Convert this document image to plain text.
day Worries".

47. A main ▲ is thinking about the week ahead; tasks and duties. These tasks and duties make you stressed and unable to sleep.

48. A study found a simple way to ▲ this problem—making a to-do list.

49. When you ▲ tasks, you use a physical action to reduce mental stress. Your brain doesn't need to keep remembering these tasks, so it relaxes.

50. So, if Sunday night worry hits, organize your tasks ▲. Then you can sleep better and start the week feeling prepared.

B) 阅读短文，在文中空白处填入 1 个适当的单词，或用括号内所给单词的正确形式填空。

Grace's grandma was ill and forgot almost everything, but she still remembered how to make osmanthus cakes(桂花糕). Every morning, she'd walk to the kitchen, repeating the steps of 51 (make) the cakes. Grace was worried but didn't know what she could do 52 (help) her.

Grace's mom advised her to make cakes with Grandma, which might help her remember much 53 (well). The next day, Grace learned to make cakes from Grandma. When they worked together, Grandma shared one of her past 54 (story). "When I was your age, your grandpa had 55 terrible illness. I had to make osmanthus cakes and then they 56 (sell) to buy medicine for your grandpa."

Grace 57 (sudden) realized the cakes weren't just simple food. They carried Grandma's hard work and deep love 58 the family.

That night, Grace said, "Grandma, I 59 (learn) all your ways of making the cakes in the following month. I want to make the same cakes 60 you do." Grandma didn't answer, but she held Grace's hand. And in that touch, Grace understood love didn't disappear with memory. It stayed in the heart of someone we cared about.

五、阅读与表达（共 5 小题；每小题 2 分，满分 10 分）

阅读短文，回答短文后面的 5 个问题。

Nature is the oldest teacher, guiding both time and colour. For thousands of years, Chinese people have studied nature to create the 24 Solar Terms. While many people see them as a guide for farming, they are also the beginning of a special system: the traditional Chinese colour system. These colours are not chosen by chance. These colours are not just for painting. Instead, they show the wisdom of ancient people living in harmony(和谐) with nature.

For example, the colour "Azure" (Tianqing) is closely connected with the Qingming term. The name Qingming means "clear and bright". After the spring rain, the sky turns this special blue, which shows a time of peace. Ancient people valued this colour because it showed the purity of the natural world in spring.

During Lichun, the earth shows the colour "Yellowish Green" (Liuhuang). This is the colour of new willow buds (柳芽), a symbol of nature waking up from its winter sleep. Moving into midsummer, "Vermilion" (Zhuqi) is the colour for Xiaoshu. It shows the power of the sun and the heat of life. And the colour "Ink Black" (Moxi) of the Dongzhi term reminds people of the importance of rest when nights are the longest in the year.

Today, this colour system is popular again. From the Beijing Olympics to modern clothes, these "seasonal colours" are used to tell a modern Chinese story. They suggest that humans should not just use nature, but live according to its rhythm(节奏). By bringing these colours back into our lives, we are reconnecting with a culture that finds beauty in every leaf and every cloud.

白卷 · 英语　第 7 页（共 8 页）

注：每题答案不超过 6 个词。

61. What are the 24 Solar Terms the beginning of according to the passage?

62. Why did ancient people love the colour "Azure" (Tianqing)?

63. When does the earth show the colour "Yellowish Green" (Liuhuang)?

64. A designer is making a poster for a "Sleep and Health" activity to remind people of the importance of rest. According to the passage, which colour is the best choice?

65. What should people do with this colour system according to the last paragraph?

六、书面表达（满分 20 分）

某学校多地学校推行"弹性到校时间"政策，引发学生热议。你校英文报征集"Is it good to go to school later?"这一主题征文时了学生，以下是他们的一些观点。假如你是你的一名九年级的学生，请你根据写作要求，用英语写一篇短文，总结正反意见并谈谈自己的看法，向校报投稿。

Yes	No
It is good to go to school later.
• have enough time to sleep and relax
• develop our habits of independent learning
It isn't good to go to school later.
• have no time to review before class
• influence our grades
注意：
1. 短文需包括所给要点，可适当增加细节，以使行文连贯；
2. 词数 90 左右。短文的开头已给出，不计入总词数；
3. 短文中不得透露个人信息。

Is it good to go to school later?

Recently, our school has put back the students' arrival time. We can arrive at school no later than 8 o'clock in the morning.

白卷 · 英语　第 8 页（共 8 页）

Task brief
Quote each line of the listing above exactly.

Completed exercise
Convert this document image to plain text.
day Worries".

47. A main ▲ is thinking about the week ahead; tasks and duties. These tasks and duties make you stressed and unable to sleep.

48. A study found a simple way to ▲ this problem—making a to-do list.

49. When you ▲ tasks, you use a physical action to reduce mental stress. Your brain doesn't need to keep remembering these tasks, so it relaxes.

50. So, if Sunday night worry hits, organize your tasks ▲. Then you can sleep better and start the week feeling prepared.

B) 阅读短文，在文中空白处填入 1 个适当的单词，或用括号内所给单词的正确形式填空。

Grace's grandma was ill and forgot almost everything, but she still remembered how to make osmanthus cakes(桂花糕). Every morning, she'd walk to the kitchen, repeating the steps of 51 (make) the cakes. Grace was worried but didn't know what she could do 52 (help) her.

Grace's mom advised her to make cakes with Grandma, which might help her remember much 53 (well). The next day, Grace learned to make cakes from Grandma. When they worked together, Grandma shared one of her past 54 (story). "When I was your age, your grandpa had 55 terrible illness. I had to make osmanthus cakes and then they 56 (sell) to buy medicine for your grandpa."

Grace 57 (sudden) realized the cakes weren't just simple food. They carried Grandma's hard work and deep love 58 the family.

That night, Grace said, "Grandma, I 59 (learn) all your ways of making the cakes in the following month. I want to make the same cakes 60 you do." Grandma didn't answer, but she held Grace's hand. And in that touch, Grace understood love didn't disappear with memory. It stayed in the heart of someone we cared about.

五、阅读与表达（共 5 小题；每小题 2 分，满分 10 分）

阅读短文，回答短文后面的 5 个问题。

Nature is the oldest teacher, guiding both time and colour. For thousands of years, Chinese people have studied nature to create the 24 Solar Terms. While many people see them as a guide for farming, they are also the beginning of a special system: the traditional Chinese colour system. These colours are not chosen by chance. These colours are not just for painting. Instead, they show the wisdom of ancient people living in harmony(和谐) with nature.

For example, the colour "Azure" (Tianqing) is closely connected with the Qingming term. The name Qingming means "clear and bright". After the spring rain, the sky turns this special blue, which shows a time of peace. Ancient people valued this colour because it showed the purity of the natural world in spring.

During Lichun, the earth shows the colour "Yellowish Green" (Liuhuang). This is the colour of new willow buds (柳芽), a symbol of nature waking up from its winter sleep. Moving into midsummer, "Vermilion" (Zhuqi) is the colour for Xiaoshu. It shows the power of the sun and the heat of life. And the colour "Ink Black" (Moxi) of the Dongzhi term reminds people of the importance of rest when nights are the longest in the year.

Today, this colour system is popular again. From the Beijing Olympics to modern clothes, these "seasonal colours" are used to tell a modern Chinese story. They suggest that humans should not just use nature, but live according to its rhythm(节奏). By bringing these colours back into our lives, we are reconnecting with a culture that finds beauty in every leaf and every cloud.

白卷 · 英语　第 7 页（共 8 页）

注：每题答案不超过 6 个词。

61. What are the 24 Solar Terms the beginning of according to the passage?

62. Why did ancient people love the colour "Azure" (Tianqing)?

63. When does the earth show the colour "Yellowish Green" (Liuhuang)?

64. A designer is making a poster for a "Sleep and Health" activity to remind people of the importance of rest. According to the passage, which colour is the best choice?

65. What should people do with this colour system according to the last paragraph?

六、书面表达（满分 20 分）

某学校多地学校推行"弹性到校时间"政策，引发学生热议。你校英文报征集"Is it good to go to school later?"这一主题征文时了学生，以下是他们的一些观点。假如你是你的一名九年级的学生，请你根据写作要求，用英语写一篇短文，总结正反意见并谈谈自己的看法，向校报投稿。

Yes	No
It is good to go to school later.
• have enough time to sleep and relax
• develop our habits of independent learning
It isn't good to go to school later.
• have no time to review before class
• influence our grades
注意：
1. 短文需包括所给要点，可适当增加细节，以使行文连贯；
2. 词数 90 左右。短文的开头已给出，不计入总词数；
3. 短文中不得透露个人信息。

Is it good to go to school later?

Recently, our school has put back the students' arrival time. We can arrive at school no later than 8 o'clock in the morning.

白卷 · 英语　第 8 页（共 8 页）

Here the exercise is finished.